### Source records
▬▬▬▬▬▬▬▬▬▬

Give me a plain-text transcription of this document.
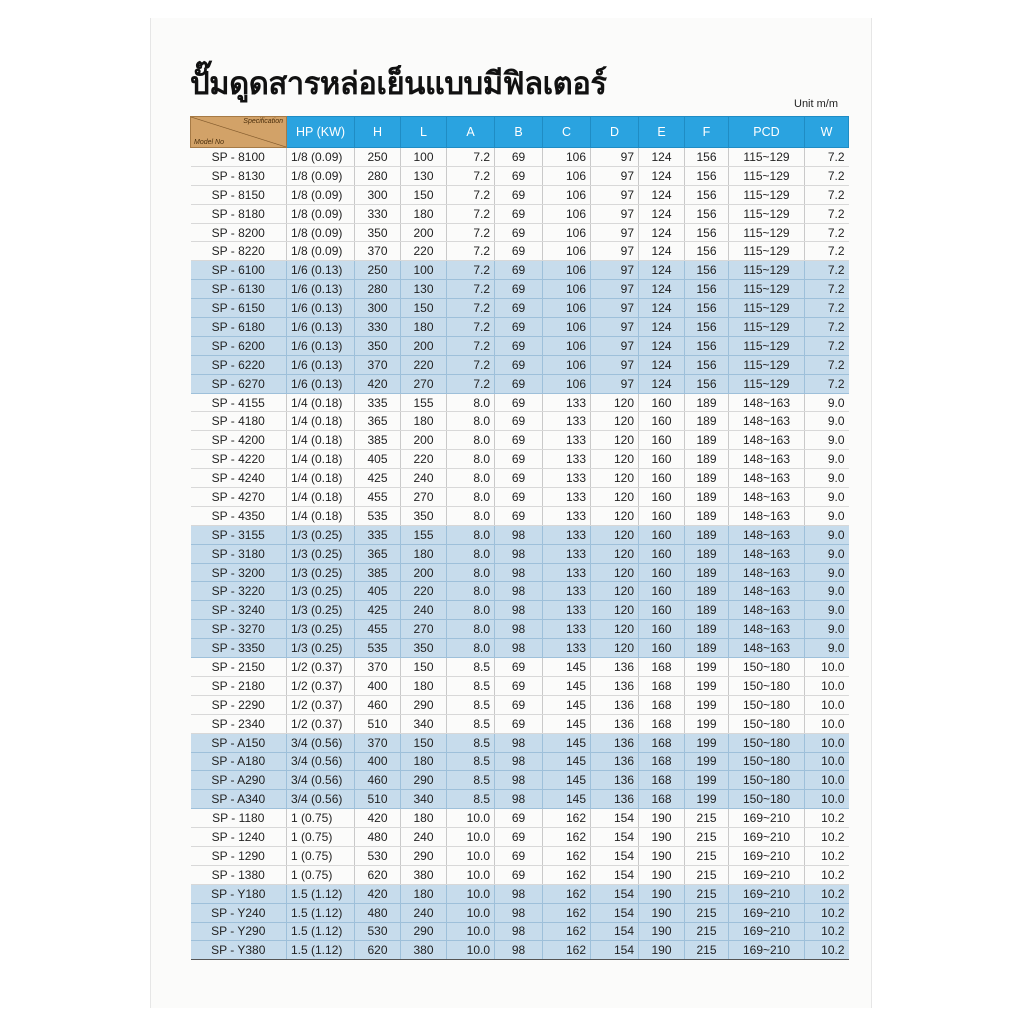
ปั๊มดูดสารหล่อเย็นแบบมีฟิลเตอร์
Unit m/m
Specification
Model No	HP (KW)	H	L	A	B	C	D	E	F	PCD	W
SP - 8100	1/8 (0.09)	250	100	7.2	69	106	97	124	156	115~129	7.2
SP - 8130	1/8 (0.09)	280	130	7.2	69	106	97	124	156	115~129	7.2
SP - 8150	1/8 (0.09)	300	150	7.2	69	106	97	124	156	115~129	7.2
SP - 8180	1/8 (0.09)	330	180	7.2	69	106	97	124	156	115~129	7.2
SP - 8200	1/8 (0.09)	350	200	7.2	69	106	97	124	156	115~129	7.2
SP - 8220	1/8 (0.09)	370	220	7.2	69	106	97	124	156	115~129	7.2
SP - 6100	1/6 (0.13)	250	100	7.2	69	106	97	124	156	115~129	7.2
SP - 6130	1/6 (0.13)	280	130	7.2	69	106	97	124	156	115~129	7.2
SP - 6150	1/6 (0.13)	300	150	7.2	69	106	97	124	156	115~129	7.2
SP - 6180	1/6 (0.13)	330	180	7.2	69	106	97	124	156	115~129	7.2
SP - 6200	1/6 (0.13)	350	200	7.2	69	106	97	124	156	115~129	7.2
SP - 6220	1/6 (0.13)	370	220	7.2	69	106	97	124	156	115~129	7.2
SP - 6270	1/6 (0.13)	420	270	7.2	69	106	97	124	156	115~129	7.2
SP - 4155	1/4 (0.18)	335	155	8.0	69	133	120	160	189	148~163	9.0
SP - 4180	1/4 (0.18)	365	180	8.0	69	133	120	160	189	148~163	9.0
SP - 4200	1/4 (0.18)	385	200	8.0	69	133	120	160	189	148~163	9.0
SP - 4220	1/4 (0.18)	405	220	8.0	69	133	120	160	189	148~163	9.0
SP - 4240	1/4 (0.18)	425	240	8.0	69	133	120	160	189	148~163	9.0
SP - 4270	1/4 (0.18)	455	270	8.0	69	133	120	160	189	148~163	9.0
SP - 4350	1/4 (0.18)	535	350	8.0	69	133	120	160	189	148~163	9.0
SP - 3155	1/3 (0.25)	335	155	8.0	98	133	120	160	189	148~163	9.0
SP - 3180	1/3 (0.25)	365	180	8.0	98	133	120	160	189	148~163	9.0
SP - 3200	1/3 (0.25)	385	200	8.0	98	133	120	160	189	148~163	9.0
SP - 3220	1/3 (0.25)	405	220	8.0	98	133	120	160	189	148~163	9.0
SP - 3240	1/3 (0.25)	425	240	8.0	98	133	120	160	189	148~163	9.0
SP - 3270	1/3 (0.25)	455	270	8.0	98	133	120	160	189	148~163	9.0
SP - 3350	1/3 (0.25)	535	350	8.0	98	133	120	160	189	148~163	9.0
SP - 2150	1/2 (0.37)	370	150	8.5	69	145	136	168	199	150~180	10.0
SP - 2180	1/2 (0.37)	400	180	8.5	69	145	136	168	199	150~180	10.0
SP - 2290	1/2 (0.37)	460	290	8.5	69	145	136	168	199	150~180	10.0
SP - 2340	1/2 (0.37)	510	340	8.5	69	145	136	168	199	150~180	10.0
SP - A150	3/4 (0.56)	370	150	8.5	98	145	136	168	199	150~180	10.0
SP - A180	3/4 (0.56)	400	180	8.5	98	145	136	168	199	150~180	10.0
SP - A290	3/4 (0.56)	460	290	8.5	98	145	136	168	199	150~180	10.0
SP - A340	3/4 (0.56)	510	340	8.5	98	145	136	168	199	150~180	10.0
SP - 1180	1 (0.75)	420	180	10.0	69	162	154	190	215	169~210	10.2
SP - 1240	1 (0.75)	480	240	10.0	69	162	154	190	215	169~210	10.2
SP - 1290	1 (0.75)	530	290	10.0	69	162	154	190	215	169~210	10.2
SP - 1380	1 (0.75)	620	380	10.0	69	162	154	190	215	169~210	10.2
SP - Y180	1.5 (1.12)	420	180	10.0	98	162	154	190	215	169~210	10.2
SP - Y240	1.5 (1.12)	480	240	10.0	98	162	154	190	215	169~210	10.2
SP - Y290	1.5 (1.12)	530	290	10.0	98	162	154	190	215	169~210	10.2
SP - Y380	1.5 (1.12)	620	380	10.0	98	162	154	190	215	169~210	10.2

▬▬▬▬▬▬▬▬▬▬

### Goal
Using the material above, return every line exactly as it appears, minus the pictures.

### Full solution
Give me a plain-text transcription of this document.
ปั๊มดูดสารหล่อเย็นแบบมีฟิลเตอร์
Unit m/m
Specification
Model No	HP (KW)	H	L	A	B	C	D	E	F	PCD	W
SP - 8100	1/8 (0.09)	250	100	7.2	69	106	97	124	156	115~129	7.2
SP - 8130	1/8 (0.09)	280	130	7.2	69	106	97	124	156	115~129	7.2
SP - 8150	1/8 (0.09)	300	150	7.2	69	106	97	124	156	115~129	7.2
SP - 8180	1/8 (0.09)	330	180	7.2	69	106	97	124	156	115~129	7.2
SP - 8200	1/8 (0.09)	350	200	7.2	69	106	97	124	156	115~129	7.2
SP - 8220	1/8 (0.09)	370	220	7.2	69	106	97	124	156	115~129	7.2
SP - 6100	1/6 (0.13)	250	100	7.2	69	106	97	124	156	115~129	7.2
SP - 6130	1/6 (0.13)	280	130	7.2	69	106	97	124	156	115~129	7.2
SP - 6150	1/6 (0.13)	300	150	7.2	69	106	97	124	156	115~129	7.2
SP - 6180	1/6 (0.13)	330	180	7.2	69	106	97	124	156	115~129	7.2
SP - 6200	1/6 (0.13)	350	200	7.2	69	106	97	124	156	115~129	7.2
SP - 6220	1/6 (0.13)	370	220	7.2	69	106	97	124	156	115~129	7.2
SP - 6270	1/6 (0.13)	420	270	7.2	69	106	97	124	156	115~129	7.2
SP - 4155	1/4 (0.18)	335	155	8.0	69	133	120	160	189	148~163	9.0
SP - 4180	1/4 (0.18)	365	180	8.0	69	133	120	160	189	148~163	9.0
SP - 4200	1/4 (0.18)	385	200	8.0	69	133	120	160	189	148~163	9.0
SP - 4220	1/4 (0.18)	405	220	8.0	69	133	120	160	189	148~163	9.0
SP - 4240	1/4 (0.18)	425	240	8.0	69	133	120	160	189	148~163	9.0
SP - 4270	1/4 (0.18)	455	270	8.0	69	133	120	160	189	148~163	9.0
SP - 4350	1/4 (0.18)	535	350	8.0	69	133	120	160	189	148~163	9.0
SP - 3155	1/3 (0.25)	335	155	8.0	98	133	120	160	189	148~163	9.0
SP - 3180	1/3 (0.25)	365	180	8.0	98	133	120	160	189	148~163	9.0
SP - 3200	1/3 (0.25)	385	200	8.0	98	133	120	160	189	148~163	9.0
SP - 3220	1/3 (0.25)	405	220	8.0	98	133	120	160	189	148~163	9.0
SP - 3240	1/3 (0.25)	425	240	8.0	98	133	120	160	189	148~163	9.0
SP - 3270	1/3 (0.25)	455	270	8.0	98	133	120	160	189	148~163	9.0
SP - 3350	1/3 (0.25)	535	350	8.0	98	133	120	160	189	148~163	9.0
SP - 2150	1/2 (0.37)	370	150	8.5	69	145	136	168	199	150~180	10.0
SP - 2180	1/2 (0.37)	400	180	8.5	69	145	136	168	199	150~180	10.0
SP - 2290	1/2 (0.37)	460	290	8.5	69	145	136	168	199	150~180	10.0
SP - 2340	1/2 (0.37)	510	340	8.5	69	145	136	168	199	150~180	10.0
SP - A150	3/4 (0.56)	370	150	8.5	98	145	136	168	199	150~180	10.0
SP - A180	3/4 (0.56)	400	180	8.5	98	145	136	168	199	150~180	10.0
SP - A290	3/4 (0.56)	460	290	8.5	98	145	136	168	199	150~180	10.0
SP - A340	3/4 (0.56)	510	340	8.5	98	145	136	168	199	150~180	10.0
SP - 1180	1 (0.75)	420	180	10.0	69	162	154	190	215	169~210	10.2
SP - 1240	1 (0.75)	480	240	10.0	69	162	154	190	215	169~210	10.2
SP - 1290	1 (0.75)	530	290	10.0	69	162	154	190	215	169~210	10.2
SP - 1380	1 (0.75)	620	380	10.0	69	162	154	190	215	169~210	10.2
SP - Y180	1.5 (1.12)	420	180	10.0	98	162	154	190	215	169~210	10.2
SP - Y240	1.5 (1.12)	480	240	10.0	98	162	154	190	215	169~210	10.2
SP - Y290	1.5 (1.12)	530	290	10.0	98	162	154	190	215	169~210	10.2
SP - Y380	1.5 (1.12)	620	380	10.0	98	162	154	190	215	169~210	10.2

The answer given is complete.